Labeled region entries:
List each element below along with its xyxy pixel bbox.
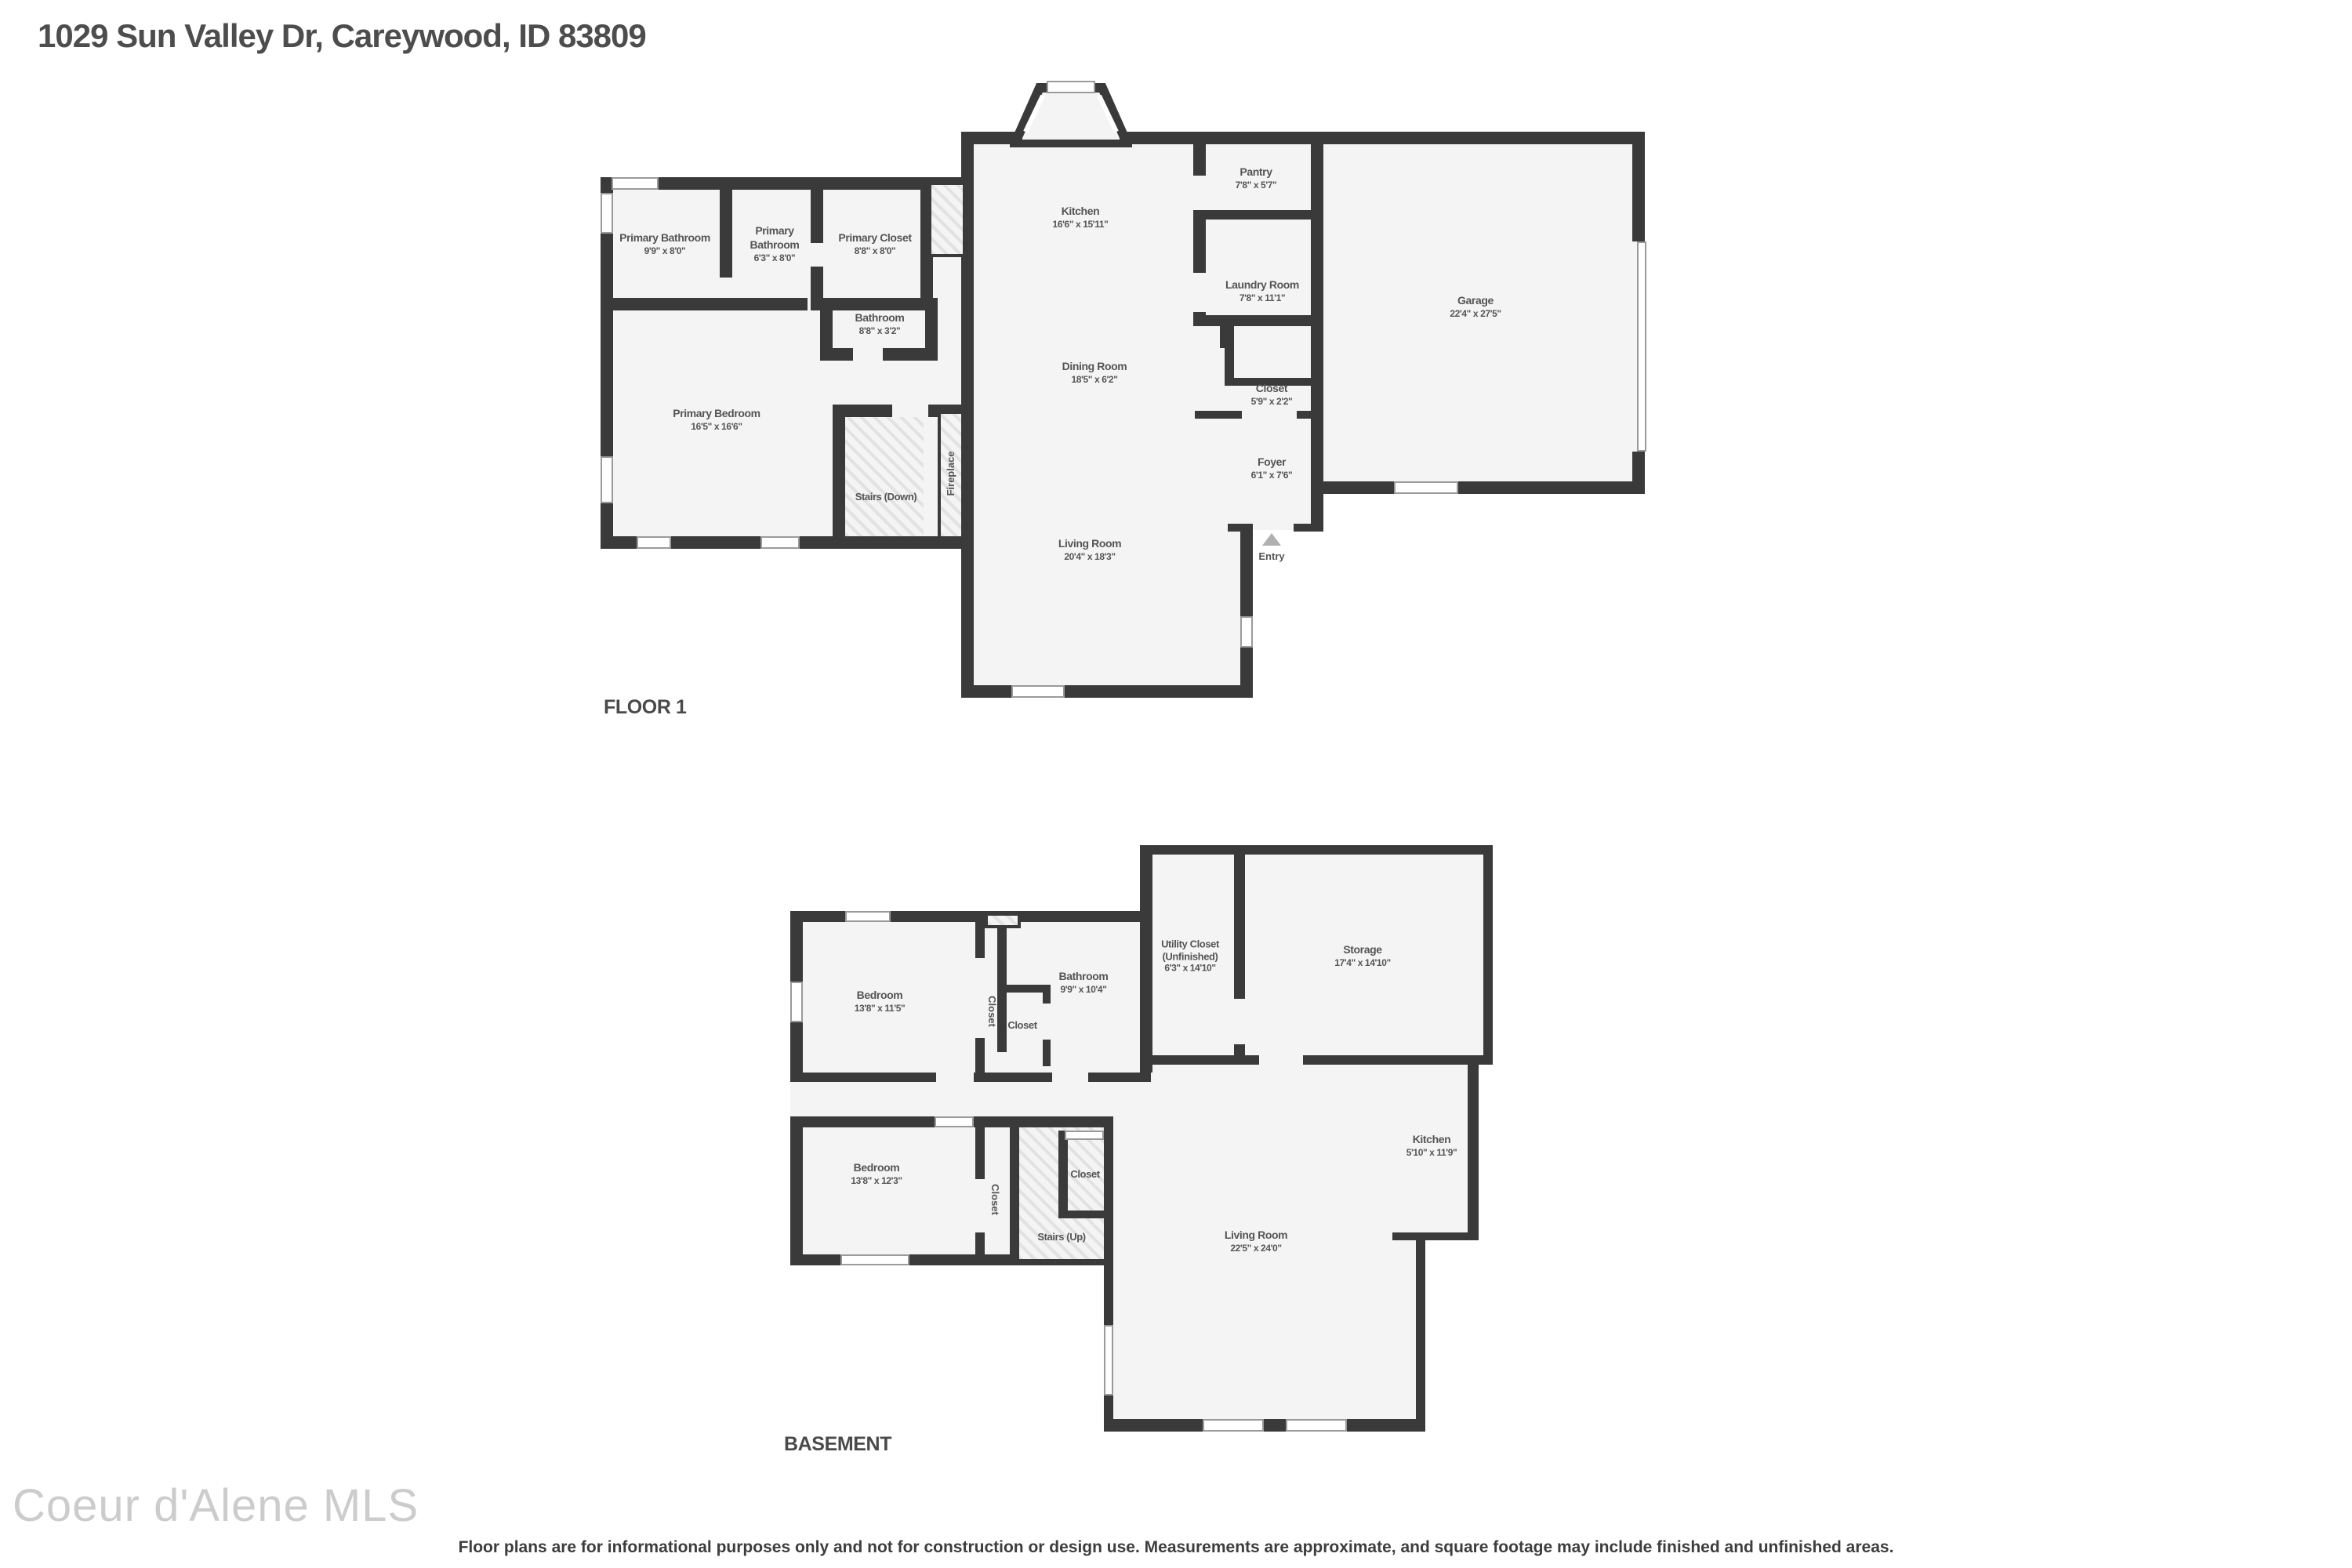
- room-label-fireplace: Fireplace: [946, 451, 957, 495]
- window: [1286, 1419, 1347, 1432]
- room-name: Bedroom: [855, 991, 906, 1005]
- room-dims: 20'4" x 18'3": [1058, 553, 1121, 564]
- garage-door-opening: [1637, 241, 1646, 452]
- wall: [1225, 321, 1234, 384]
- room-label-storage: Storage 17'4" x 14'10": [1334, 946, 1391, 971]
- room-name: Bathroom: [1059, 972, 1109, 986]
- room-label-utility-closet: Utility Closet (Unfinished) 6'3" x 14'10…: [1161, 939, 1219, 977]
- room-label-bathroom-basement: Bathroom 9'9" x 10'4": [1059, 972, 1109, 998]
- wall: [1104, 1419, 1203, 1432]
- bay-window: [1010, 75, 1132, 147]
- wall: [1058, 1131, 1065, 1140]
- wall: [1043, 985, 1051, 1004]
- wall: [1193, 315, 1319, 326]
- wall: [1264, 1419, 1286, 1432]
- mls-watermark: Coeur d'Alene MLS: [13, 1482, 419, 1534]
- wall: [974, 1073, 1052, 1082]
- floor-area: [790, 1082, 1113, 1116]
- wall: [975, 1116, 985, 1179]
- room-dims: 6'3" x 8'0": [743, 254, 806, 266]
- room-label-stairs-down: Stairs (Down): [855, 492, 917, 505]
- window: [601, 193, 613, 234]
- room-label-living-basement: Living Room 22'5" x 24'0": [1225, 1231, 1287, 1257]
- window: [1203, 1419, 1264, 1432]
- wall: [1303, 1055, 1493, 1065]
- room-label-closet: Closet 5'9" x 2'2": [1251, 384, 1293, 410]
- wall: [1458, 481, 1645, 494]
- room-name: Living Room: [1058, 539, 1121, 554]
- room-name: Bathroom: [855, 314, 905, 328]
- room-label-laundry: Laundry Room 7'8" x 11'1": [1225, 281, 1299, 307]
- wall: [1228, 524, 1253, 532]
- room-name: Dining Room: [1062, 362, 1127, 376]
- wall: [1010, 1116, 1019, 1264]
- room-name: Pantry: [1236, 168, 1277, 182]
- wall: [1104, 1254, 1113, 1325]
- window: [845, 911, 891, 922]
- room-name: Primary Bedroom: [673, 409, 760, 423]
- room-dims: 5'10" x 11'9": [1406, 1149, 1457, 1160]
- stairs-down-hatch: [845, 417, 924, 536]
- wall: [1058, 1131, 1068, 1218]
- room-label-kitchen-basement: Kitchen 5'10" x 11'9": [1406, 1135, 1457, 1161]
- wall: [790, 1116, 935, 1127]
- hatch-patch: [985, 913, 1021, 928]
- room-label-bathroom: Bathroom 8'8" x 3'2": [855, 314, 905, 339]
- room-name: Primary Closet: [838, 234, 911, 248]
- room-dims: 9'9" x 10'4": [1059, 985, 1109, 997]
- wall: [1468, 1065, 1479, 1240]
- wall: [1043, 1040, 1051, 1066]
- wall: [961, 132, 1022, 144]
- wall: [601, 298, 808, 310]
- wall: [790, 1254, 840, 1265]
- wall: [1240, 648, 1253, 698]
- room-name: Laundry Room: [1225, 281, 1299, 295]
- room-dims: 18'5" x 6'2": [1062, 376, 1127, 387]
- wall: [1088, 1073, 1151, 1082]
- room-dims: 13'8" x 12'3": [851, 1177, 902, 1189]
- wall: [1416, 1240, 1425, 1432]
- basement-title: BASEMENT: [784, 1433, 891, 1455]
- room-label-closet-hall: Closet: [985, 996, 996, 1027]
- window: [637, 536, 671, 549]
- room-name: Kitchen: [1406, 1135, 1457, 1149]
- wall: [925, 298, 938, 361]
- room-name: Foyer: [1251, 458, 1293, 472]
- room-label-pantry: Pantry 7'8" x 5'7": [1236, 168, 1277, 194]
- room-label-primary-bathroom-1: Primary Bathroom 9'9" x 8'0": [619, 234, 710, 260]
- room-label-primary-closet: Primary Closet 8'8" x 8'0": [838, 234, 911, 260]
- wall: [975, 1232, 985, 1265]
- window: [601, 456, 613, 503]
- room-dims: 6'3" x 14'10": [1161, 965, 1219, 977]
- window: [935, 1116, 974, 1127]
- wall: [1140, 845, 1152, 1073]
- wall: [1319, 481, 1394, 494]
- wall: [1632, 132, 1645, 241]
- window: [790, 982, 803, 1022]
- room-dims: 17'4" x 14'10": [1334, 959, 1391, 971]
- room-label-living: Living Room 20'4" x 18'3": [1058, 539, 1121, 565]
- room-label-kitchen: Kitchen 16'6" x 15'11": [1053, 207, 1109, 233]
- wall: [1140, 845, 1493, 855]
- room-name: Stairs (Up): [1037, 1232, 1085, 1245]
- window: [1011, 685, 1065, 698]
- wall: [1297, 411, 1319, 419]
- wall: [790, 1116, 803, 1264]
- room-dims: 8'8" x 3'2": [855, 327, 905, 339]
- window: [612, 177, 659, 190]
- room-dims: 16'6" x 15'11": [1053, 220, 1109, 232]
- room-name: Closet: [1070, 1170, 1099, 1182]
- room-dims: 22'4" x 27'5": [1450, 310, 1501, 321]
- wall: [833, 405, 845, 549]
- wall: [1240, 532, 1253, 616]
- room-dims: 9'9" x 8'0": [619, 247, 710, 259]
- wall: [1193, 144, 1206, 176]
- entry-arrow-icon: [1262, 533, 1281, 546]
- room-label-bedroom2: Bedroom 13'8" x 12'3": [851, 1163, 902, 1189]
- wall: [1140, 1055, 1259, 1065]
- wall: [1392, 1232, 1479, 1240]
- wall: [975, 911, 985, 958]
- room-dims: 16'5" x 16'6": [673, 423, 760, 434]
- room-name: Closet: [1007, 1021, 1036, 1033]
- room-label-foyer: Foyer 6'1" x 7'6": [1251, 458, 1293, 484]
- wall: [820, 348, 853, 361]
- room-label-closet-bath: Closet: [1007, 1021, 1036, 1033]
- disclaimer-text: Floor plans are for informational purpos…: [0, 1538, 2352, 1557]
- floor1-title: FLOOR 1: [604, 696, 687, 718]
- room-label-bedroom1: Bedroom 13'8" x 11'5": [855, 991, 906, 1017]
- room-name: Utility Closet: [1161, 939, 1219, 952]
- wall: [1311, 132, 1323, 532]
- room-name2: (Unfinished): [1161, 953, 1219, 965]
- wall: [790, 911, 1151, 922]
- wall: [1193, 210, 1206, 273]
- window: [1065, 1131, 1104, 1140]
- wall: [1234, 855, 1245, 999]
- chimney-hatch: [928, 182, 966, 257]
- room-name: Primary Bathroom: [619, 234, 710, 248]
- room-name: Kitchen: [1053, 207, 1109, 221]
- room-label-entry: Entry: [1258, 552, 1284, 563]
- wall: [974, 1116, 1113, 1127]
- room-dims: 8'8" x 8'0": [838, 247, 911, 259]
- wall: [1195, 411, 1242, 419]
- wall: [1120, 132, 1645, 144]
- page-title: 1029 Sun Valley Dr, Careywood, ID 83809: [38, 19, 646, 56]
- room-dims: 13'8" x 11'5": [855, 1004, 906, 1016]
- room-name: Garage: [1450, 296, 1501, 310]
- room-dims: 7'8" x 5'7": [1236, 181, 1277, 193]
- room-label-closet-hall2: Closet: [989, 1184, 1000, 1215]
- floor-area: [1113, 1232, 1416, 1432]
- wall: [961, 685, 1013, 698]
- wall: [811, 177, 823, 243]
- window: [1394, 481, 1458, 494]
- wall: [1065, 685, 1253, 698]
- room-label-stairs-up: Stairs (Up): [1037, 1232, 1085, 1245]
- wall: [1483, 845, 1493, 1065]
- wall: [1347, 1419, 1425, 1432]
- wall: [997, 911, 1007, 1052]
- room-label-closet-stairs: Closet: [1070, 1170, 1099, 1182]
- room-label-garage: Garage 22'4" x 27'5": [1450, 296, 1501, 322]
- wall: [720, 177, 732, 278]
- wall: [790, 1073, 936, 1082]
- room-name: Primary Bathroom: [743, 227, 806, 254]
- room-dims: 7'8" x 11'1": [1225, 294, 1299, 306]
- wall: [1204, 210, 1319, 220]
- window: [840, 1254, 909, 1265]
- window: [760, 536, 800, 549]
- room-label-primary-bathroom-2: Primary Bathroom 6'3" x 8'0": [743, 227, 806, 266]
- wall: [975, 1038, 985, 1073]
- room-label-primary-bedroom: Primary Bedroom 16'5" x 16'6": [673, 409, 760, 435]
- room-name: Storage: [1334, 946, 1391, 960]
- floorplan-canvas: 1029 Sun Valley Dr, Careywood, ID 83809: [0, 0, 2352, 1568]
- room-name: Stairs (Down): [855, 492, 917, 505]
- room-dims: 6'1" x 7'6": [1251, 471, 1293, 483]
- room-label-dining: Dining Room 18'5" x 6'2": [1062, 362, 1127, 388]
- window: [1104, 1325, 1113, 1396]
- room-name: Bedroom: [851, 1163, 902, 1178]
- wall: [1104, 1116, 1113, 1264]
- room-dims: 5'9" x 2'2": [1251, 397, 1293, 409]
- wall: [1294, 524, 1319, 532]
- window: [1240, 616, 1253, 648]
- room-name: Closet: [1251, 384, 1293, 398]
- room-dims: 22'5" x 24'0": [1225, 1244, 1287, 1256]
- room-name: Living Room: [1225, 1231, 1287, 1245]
---
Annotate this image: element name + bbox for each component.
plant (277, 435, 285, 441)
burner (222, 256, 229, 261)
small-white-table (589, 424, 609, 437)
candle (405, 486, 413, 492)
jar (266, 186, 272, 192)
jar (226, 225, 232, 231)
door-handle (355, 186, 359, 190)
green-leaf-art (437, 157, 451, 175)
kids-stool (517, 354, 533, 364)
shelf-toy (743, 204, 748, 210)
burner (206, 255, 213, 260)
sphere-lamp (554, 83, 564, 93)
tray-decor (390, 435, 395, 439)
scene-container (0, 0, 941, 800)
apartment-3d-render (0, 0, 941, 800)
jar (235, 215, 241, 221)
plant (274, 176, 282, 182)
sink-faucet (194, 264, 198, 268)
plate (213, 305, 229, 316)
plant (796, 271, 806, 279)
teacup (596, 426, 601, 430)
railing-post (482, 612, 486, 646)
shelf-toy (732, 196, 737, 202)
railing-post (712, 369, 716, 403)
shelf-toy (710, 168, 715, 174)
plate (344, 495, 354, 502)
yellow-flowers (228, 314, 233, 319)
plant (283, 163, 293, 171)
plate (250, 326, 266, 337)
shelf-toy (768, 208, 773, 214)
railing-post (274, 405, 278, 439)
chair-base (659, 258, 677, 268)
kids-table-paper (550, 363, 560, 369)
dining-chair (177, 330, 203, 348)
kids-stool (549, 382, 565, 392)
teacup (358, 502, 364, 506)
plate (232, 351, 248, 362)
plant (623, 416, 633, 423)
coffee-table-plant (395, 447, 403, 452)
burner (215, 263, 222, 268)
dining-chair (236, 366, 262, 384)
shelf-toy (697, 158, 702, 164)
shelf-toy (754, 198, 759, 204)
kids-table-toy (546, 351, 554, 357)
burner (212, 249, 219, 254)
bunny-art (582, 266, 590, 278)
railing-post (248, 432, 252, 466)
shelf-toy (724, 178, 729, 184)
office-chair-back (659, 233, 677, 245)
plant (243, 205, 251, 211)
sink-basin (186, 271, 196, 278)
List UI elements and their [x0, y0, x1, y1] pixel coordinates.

## Problem description
Recast as a numbered list all the lines from the one containing "- room-label-fireplace: Fireplace: [946, 451, 957, 495]" down to the one containing "- wall: [1104, 1419, 1203, 1432]", leaving out any blank lines.

## Solution to this task
1. - room-label-fireplace: Fireplace: [946, 451, 957, 495]
2. - window: [1286, 1419, 1347, 1432]
3. - room-name: Bedroom: [855, 991, 906, 1005]
4. - room-dims: 20'4" x 18'3": [1058, 553, 1121, 564]
5. - garage-door-opening: [1637, 241, 1646, 452]
6. - wall: [1225, 321, 1234, 384]
7. - room-label-storage: Storage 17'4" x 14'10": [1334, 946, 1391, 971]
8. - room-name: Bathroom: [1059, 972, 1109, 986]
9. - room-label-utility-closet: Utility Closet (Unfinished) 6'3" x 14'10…: [1161, 939, 1219, 977]
10. - room-label-bathroom-basement: Bathroom 9'9" x 10'4": [1059, 972, 1109, 998]
11. - wall: [1104, 1419, 1203, 1432]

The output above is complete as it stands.